(Dataset records)

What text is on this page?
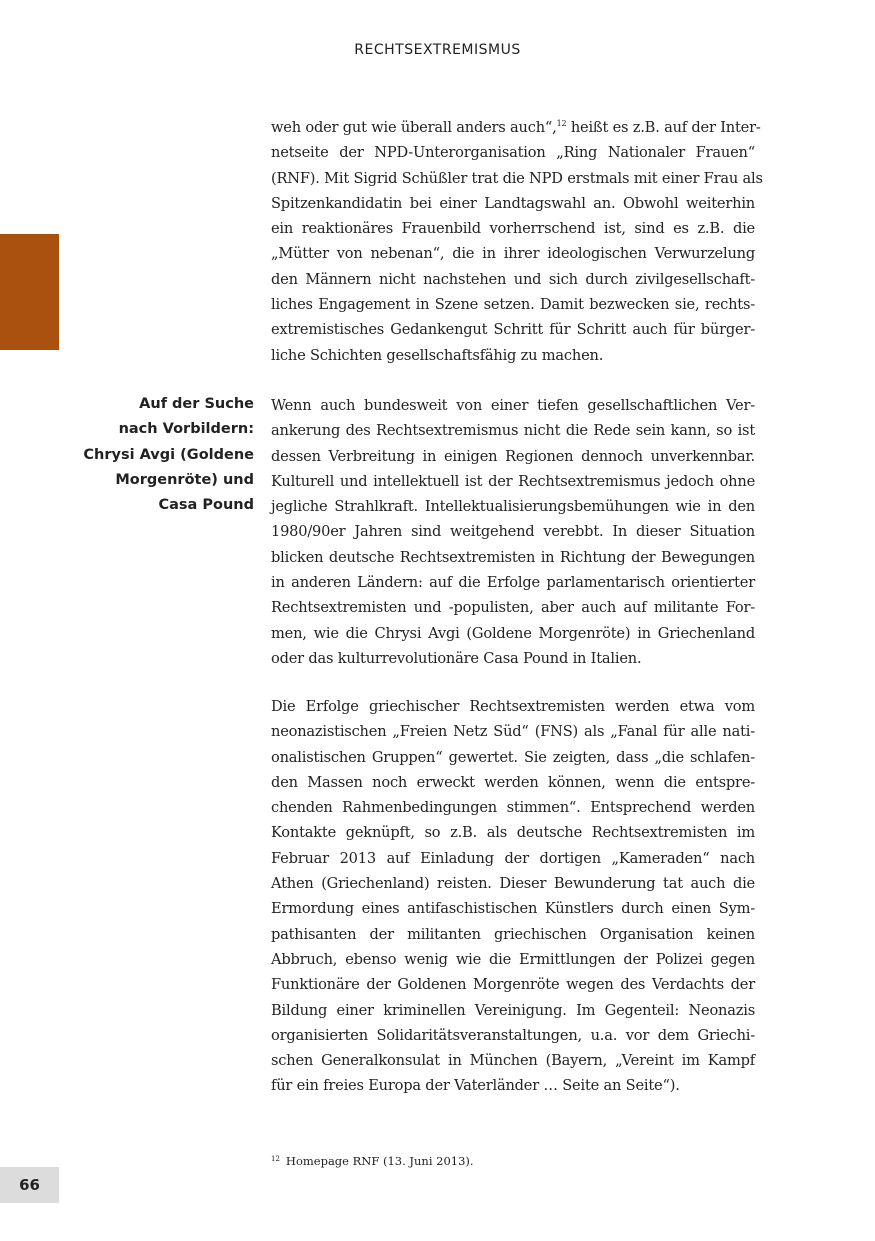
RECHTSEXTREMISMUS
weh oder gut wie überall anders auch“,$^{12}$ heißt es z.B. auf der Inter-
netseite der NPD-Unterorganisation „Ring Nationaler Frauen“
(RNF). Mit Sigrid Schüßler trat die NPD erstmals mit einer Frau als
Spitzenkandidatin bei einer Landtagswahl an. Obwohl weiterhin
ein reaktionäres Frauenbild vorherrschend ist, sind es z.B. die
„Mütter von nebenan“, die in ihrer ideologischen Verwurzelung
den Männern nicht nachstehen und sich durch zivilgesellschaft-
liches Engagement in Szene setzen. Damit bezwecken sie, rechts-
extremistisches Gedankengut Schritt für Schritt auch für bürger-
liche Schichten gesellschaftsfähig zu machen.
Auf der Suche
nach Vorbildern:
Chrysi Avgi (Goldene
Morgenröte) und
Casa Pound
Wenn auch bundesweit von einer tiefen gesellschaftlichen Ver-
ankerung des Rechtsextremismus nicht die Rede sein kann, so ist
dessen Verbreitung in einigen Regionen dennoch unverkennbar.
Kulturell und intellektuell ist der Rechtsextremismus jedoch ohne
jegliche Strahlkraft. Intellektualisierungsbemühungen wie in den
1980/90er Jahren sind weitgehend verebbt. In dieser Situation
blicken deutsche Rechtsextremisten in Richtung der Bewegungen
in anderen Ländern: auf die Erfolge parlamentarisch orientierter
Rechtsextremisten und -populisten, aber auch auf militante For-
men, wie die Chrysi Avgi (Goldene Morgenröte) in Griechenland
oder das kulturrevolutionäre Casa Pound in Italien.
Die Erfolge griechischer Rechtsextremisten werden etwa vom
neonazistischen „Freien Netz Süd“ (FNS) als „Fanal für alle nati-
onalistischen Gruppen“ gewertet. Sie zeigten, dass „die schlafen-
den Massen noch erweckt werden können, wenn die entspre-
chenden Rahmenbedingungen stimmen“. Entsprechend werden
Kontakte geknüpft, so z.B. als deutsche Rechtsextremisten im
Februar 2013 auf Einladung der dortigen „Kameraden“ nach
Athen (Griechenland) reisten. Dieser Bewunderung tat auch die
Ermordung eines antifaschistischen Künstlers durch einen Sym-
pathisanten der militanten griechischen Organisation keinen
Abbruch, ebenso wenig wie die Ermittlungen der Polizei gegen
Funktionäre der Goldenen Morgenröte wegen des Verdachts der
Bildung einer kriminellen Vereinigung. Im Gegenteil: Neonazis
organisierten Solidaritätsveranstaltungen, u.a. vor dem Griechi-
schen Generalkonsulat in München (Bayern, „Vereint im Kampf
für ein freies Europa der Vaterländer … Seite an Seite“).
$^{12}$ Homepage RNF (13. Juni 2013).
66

● **Your instructions**: All of the records above must be copied exactly, except for the pictures.

● **Answer to the exercise**:
What text is on this page?
RECHTSEXTREMISMUS
weh oder gut wie überall anders auch“,$^{12}$ heißt es z.B. auf der Inter-
netseite der NPD-Unterorganisation „Ring Nationaler Frauen“
(RNF). Mit Sigrid Schüßler trat die NPD erstmals mit einer Frau als
Spitzenkandidatin bei einer Landtagswahl an. Obwohl weiterhin
ein reaktionäres Frauenbild vorherrschend ist, sind es z.B. die
„Mütter von nebenan“, die in ihrer ideologischen Verwurzelung
den Männern nicht nachstehen und sich durch zivilgesellschaft-
liches Engagement in Szene setzen. Damit bezwecken sie, rechts-
extremistisches Gedankengut Schritt für Schritt auch für bürger-
liche Schichten gesellschaftsfähig zu machen.
Auf der Suche
nach Vorbildern:
Chrysi Avgi (Goldene
Morgenröte) und
Casa Pound
Wenn auch bundesweit von einer tiefen gesellschaftlichen Ver-
ankerung des Rechtsextremismus nicht die Rede sein kann, so ist
dessen Verbreitung in einigen Regionen dennoch unverkennbar.
Kulturell und intellektuell ist der Rechtsextremismus jedoch ohne
jegliche Strahlkraft. Intellektualisierungsbemühungen wie in den
1980/90er Jahren sind weitgehend verebbt. In dieser Situation
blicken deutsche Rechtsextremisten in Richtung der Bewegungen
in anderen Ländern: auf die Erfolge parlamentarisch orientierter
Rechtsextremisten und -populisten, aber auch auf militante For-
men, wie die Chrysi Avgi (Goldene Morgenröte) in Griechenland
oder das kulturrevolutionäre Casa Pound in Italien.
Die Erfolge griechischer Rechtsextremisten werden etwa vom
neonazistischen „Freien Netz Süd“ (FNS) als „Fanal für alle nati-
onalistischen Gruppen“ gewertet. Sie zeigten, dass „die schlafen-
den Massen noch erweckt werden können, wenn die entspre-
chenden Rahmenbedingungen stimmen“. Entsprechend werden
Kontakte geknüpft, so z.B. als deutsche Rechtsextremisten im
Februar 2013 auf Einladung der dortigen „Kameraden“ nach
Athen (Griechenland) reisten. Dieser Bewunderung tat auch die
Ermordung eines antifaschistischen Künstlers durch einen Sym-
pathisanten der militanten griechischen Organisation keinen
Abbruch, ebenso wenig wie die Ermittlungen der Polizei gegen
Funktionäre der Goldenen Morgenröte wegen des Verdachts der
Bildung einer kriminellen Vereinigung. Im Gegenteil: Neonazis
organisierten Solidaritätsveranstaltungen, u.a. vor dem Griechi-
schen Generalkonsulat in München (Bayern, „Vereint im Kampf
für ein freies Europa der Vaterländer … Seite an Seite“).
$^{12}$ Homepage RNF (13. Juni 2013).
66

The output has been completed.